**Stated problem**
Reproduce all the entries exactly.

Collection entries
»»
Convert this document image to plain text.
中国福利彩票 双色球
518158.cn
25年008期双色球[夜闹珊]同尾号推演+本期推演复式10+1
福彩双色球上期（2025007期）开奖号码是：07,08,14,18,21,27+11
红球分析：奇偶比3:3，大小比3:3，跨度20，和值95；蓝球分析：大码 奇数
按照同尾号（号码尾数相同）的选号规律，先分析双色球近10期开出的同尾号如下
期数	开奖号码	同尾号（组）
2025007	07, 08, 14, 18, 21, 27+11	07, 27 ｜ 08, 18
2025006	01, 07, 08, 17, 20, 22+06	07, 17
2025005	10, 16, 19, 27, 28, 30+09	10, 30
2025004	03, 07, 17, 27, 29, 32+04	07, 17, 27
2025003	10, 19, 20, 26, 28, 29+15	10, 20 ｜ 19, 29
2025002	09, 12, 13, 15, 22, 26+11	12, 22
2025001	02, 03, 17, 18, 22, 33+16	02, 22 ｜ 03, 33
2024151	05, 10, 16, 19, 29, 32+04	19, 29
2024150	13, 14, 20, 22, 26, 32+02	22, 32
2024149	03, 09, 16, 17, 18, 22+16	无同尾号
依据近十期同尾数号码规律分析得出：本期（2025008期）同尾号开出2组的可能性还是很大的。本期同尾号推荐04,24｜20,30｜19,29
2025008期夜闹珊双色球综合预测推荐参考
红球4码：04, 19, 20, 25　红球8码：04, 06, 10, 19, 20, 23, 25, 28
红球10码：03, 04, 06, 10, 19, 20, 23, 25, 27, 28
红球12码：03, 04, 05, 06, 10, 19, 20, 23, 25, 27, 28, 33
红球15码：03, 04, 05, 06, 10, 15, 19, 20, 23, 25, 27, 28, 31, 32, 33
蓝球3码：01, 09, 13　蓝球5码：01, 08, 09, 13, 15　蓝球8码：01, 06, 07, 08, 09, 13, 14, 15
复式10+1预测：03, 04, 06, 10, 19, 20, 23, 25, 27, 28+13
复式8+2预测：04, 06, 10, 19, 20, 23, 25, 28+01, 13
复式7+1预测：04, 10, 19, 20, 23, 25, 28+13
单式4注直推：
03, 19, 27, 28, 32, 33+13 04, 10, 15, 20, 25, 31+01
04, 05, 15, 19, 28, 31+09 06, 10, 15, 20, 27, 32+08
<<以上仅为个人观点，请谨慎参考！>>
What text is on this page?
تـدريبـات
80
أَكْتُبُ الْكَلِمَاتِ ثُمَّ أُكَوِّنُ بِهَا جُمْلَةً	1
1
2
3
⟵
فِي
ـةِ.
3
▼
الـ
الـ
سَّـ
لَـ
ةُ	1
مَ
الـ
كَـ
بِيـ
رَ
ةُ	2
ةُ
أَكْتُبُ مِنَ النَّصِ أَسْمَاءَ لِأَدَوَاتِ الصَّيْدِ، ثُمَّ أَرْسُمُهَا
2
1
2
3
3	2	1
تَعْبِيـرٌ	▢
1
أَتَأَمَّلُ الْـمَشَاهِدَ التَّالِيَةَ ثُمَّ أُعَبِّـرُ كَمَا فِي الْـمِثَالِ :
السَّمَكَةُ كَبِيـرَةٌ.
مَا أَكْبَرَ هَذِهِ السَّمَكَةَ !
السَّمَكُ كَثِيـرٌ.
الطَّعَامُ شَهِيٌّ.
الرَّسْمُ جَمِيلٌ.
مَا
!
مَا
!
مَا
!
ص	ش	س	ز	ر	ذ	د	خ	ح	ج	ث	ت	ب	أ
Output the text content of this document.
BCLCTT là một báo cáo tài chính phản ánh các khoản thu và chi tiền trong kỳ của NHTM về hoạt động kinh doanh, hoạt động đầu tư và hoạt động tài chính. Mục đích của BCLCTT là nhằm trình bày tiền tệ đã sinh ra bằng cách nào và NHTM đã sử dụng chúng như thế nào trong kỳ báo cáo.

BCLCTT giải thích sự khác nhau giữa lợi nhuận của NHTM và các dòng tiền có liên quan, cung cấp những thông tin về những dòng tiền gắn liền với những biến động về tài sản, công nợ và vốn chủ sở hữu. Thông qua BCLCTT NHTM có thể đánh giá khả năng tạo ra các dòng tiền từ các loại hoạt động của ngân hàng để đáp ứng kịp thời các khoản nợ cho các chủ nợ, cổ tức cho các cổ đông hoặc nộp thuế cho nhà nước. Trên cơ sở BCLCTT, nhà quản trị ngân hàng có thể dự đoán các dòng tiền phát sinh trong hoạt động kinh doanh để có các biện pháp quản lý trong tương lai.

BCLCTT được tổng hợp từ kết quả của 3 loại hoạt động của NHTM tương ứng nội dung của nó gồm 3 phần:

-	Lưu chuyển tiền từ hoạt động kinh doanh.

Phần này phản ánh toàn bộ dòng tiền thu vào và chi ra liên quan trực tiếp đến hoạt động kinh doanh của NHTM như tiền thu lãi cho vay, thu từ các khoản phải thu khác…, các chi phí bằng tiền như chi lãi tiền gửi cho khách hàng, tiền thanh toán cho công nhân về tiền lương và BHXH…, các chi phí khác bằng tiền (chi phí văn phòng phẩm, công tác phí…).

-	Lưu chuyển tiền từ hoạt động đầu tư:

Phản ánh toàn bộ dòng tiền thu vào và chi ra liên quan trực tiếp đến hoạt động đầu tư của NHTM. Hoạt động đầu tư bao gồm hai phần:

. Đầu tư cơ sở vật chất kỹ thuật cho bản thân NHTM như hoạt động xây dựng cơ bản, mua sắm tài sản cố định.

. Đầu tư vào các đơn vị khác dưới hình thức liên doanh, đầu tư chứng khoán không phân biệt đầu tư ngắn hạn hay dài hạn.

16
««
**Correct output**
Convert this document image to plain text.
中国福利彩票 双色球
518158.cn
25年008期双色球[夜闹珊]同尾号推演+本期推演复式10+1
福彩双色球上期（2025007期）开奖号码是：07,08,14,18,21,27+11
红球分析：奇偶比3:3，大小比3:3，跨度20，和值95；蓝球分析：大码 奇数
按照同尾号（号码尾数相同）的选号规律，先分析双色球近10期开出的同尾号如下
期数	开奖号码	同尾号（组）
2025007	07, 08, 14, 18, 21, 27+11	07, 27 ｜ 08, 18
2025006	01, 07, 08, 17, 20, 22+06	07, 17
2025005	10, 16, 19, 27, 28, 30+09	10, 30
2025004	03, 07, 17, 27, 29, 32+04	07, 17, 27
2025003	10, 19, 20, 26, 28, 29+15	10, 20 ｜ 19, 29
2025002	09, 12, 13, 15, 22, 26+11	12, 22
2025001	02, 03, 17, 18, 22, 33+16	02, 22 ｜ 03, 33
2024151	05, 10, 16, 19, 29, 32+04	19, 29
2024150	13, 14, 20, 22, 26, 32+02	22, 32
2024149	03, 09, 16, 17, 18, 22+16	无同尾号
依据近十期同尾数号码规律分析得出：本期（2025008期）同尾号开出2组的可能性还是很大的。本期同尾号推荐04,24｜20,30｜19,29
2025008期夜闹珊双色球综合预测推荐参考
红球4码：04, 19, 20, 25　红球8码：04, 06, 10, 19, 20, 23, 25, 28
红球10码：03, 04, 06, 10, 19, 20, 23, 25, 27, 28
红球12码：03, 04, 05, 06, 10, 19, 20, 23, 25, 27, 28, 33
红球15码：03, 04, 05, 06, 10, 15, 19, 20, 23, 25, 27, 28, 31, 32, 33
蓝球3码：01, 09, 13　蓝球5码：01, 08, 09, 13, 15　蓝球8码：01, 06, 07, 08, 09, 13, 14, 15
复式10+1预测：03, 04, 06, 10, 19, 20, 23, 25, 27, 28+13
复式8+2预测：04, 06, 10, 19, 20, 23, 25, 28+01, 13
复式7+1预测：04, 10, 19, 20, 23, 25, 28+13
单式4注直推：
03, 19, 27, 28, 32, 33+13 04, 10, 15, 20, 25, 31+01
04, 05, 15, 19, 28, 31+09 06, 10, 15, 20, 27, 32+08
<<以上仅为个人观点，请谨慎参考！>>
What text is on this page?
تـدريبـات
80
أَكْتُبُ الْكَلِمَاتِ ثُمَّ أُكَوِّنُ بِهَا جُمْلَةً	1
1
2
3
⟵
فِي
ـةِ.
3
▼
الـ
الـ
سَّـ
لَـ
ةُ	1
مَ
الـ
كَـ
بِيـ
رَ
ةُ	2
ةُ
أَكْتُبُ مِنَ النَّصِ أَسْمَاءَ لِأَدَوَاتِ الصَّيْدِ، ثُمَّ أَرْسُمُهَا
2
1
2
3
3	2	1
تَعْبِيـرٌ	▢
1
أَتَأَمَّلُ الْـمَشَاهِدَ التَّالِيَةَ ثُمَّ أُعَبِّـرُ كَمَا فِي الْـمِثَالِ :
السَّمَكَةُ كَبِيـرَةٌ.
مَا أَكْبَرَ هَذِهِ السَّمَكَةَ !
السَّمَكُ كَثِيـرٌ.
الطَّعَامُ شَهِيٌّ.
الرَّسْمُ جَمِيلٌ.
مَا
!
مَا
!
مَا
!
ص	ش	س	ز	ر	ذ	د	خ	ح	ج	ث	ت	ب	أ
Output the text content of this document.
BCLCTT là một báo cáo tài chính phản ánh các khoản thu và chi tiền trong kỳ của NHTM về hoạt động kinh doanh, hoạt động đầu tư và hoạt động tài chính. Mục đích của BCLCTT là nhằm trình bày tiền tệ đã sinh ra bằng cách nào và NHTM đã sử dụng chúng như thế nào trong kỳ báo cáo.

BCLCTT giải thích sự khác nhau giữa lợi nhuận của NHTM và các dòng tiền có liên quan, cung cấp những thông tin về những dòng tiền gắn liền với những biến động về tài sản, công nợ và vốn chủ sở hữu. Thông qua BCLCTT NHTM có thể đánh giá khả năng tạo ra các dòng tiền từ các loại hoạt động của ngân hàng để đáp ứng kịp thời các khoản nợ cho các chủ nợ, cổ tức cho các cổ đông hoặc nộp thuế cho nhà nước. Trên cơ sở BCLCTT, nhà quản trị ngân hàng có thể dự đoán các dòng tiền phát sinh trong hoạt động kinh doanh để có các biện pháp quản lý trong tương lai.

BCLCTT được tổng hợp từ kết quả của 3 loại hoạt động của NHTM tương ứng nội dung của nó gồm 3 phần:

-	Lưu chuyển tiền từ hoạt động kinh doanh.

Phần này phản ánh toàn bộ dòng tiền thu vào và chi ra liên quan trực tiếp đến hoạt động kinh doanh của NHTM như tiền thu lãi cho vay, thu từ các khoản phải thu khác…, các chi phí bằng tiền như chi lãi tiền gửi cho khách hàng, tiền thanh toán cho công nhân về tiền lương và BHXH…, các chi phí khác bằng tiền (chi phí văn phòng phẩm, công tác phí…).

-	Lưu chuyển tiền từ hoạt động đầu tư:

Phản ánh toàn bộ dòng tiền thu vào và chi ra liên quan trực tiếp đến hoạt động đầu tư của NHTM. Hoạt động đầu tư bao gồm hai phần:

. Đầu tư cơ sở vật chất kỹ thuật cho bản thân NHTM như hoạt động xây dựng cơ bản, mua sắm tài sản cố định.

. Đầu tư vào các đơn vị khác dưới hình thức liên doanh, đầu tư chứng khoán không phân biệt đầu tư ngắn hạn hay dài hạn.

16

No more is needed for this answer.